Given exercise:
Report each line in the entries below that contains the word "hierarchical".

Task material:
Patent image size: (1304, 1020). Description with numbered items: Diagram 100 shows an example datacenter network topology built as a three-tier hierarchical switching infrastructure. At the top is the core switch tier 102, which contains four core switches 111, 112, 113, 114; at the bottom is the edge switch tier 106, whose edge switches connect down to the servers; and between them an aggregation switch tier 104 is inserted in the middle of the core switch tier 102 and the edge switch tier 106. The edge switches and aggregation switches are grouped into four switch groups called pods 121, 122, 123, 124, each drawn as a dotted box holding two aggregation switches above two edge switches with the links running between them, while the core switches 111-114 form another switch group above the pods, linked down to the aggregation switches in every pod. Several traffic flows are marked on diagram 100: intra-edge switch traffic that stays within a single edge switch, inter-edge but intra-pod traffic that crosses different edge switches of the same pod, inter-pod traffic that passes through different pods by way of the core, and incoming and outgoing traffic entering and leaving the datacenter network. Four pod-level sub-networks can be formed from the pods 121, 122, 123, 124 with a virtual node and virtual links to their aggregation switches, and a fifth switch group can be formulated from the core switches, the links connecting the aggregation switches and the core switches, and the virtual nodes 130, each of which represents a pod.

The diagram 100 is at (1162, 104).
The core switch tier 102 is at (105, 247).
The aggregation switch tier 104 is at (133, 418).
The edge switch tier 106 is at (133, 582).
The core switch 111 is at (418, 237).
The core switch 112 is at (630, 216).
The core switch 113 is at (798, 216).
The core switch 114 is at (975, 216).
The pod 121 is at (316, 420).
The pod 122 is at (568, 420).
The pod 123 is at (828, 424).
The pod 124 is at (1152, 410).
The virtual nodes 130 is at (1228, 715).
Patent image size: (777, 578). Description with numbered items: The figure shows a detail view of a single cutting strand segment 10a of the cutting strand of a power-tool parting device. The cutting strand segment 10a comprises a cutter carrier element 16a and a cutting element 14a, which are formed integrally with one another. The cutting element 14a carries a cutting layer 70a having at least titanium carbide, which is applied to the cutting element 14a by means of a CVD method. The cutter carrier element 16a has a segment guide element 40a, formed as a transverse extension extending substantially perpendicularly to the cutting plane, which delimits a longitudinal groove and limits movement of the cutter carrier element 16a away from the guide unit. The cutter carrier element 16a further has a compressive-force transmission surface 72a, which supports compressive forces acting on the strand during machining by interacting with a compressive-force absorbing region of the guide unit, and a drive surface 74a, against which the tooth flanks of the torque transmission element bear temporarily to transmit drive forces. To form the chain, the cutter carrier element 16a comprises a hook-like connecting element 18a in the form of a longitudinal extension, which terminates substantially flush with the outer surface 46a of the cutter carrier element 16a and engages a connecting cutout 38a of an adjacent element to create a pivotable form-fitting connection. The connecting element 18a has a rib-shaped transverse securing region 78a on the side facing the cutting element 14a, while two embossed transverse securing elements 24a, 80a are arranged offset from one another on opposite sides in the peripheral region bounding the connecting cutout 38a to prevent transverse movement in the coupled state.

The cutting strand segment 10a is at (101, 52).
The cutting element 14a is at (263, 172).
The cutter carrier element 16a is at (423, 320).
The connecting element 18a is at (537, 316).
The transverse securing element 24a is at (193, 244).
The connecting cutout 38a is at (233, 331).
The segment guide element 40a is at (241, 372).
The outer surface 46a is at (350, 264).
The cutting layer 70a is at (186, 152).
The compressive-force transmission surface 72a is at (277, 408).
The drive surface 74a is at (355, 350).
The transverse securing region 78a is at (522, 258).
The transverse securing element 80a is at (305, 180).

Answer to the task:
Patent image size: (1304, 1020). Description with numbered items: Diagram 100 shows an example datacenter network topology built as a three-tier hierarchical switching infrastructure. At the top is the core switch tier 102, which contains four core switches 111, 112, 113, 114; at the bottom is the edge switch tier 106, whose edge switches connect down to the servers; and between them an aggregation switch tier 104 is inserted in the middle of the core switch tier 102 and the edge switch tier 106. The edge switches and aggregation switches are grouped into four switch groups called pods 121, 122, 123, 124, each drawn as a dotted box holding two aggregation switches above two edge switches with the links running between them, while the core switches 111-114 form another switch group above the pods, linked down to the aggregation switches in every pod. Several traffic flows are marked on diagram 100: intra-edge switch traffic that stays within a single edge switch, inter-edge but intra-pod traffic that crosses different edge switches of the same pod, inter-pod traffic that passes through different pods by way of the core, and incoming and outgoing traffic entering and leaving the datacenter network. Four pod-level sub-networks can be formed from the pods 121, 122, 123, 124 with a virtual node and virtual links to their aggregation switches, and a fifth switch group can be formulated from the core switches, the links connecting the aggregation switches and the core switches, and the virtual nodes 130, each of which represents a pod.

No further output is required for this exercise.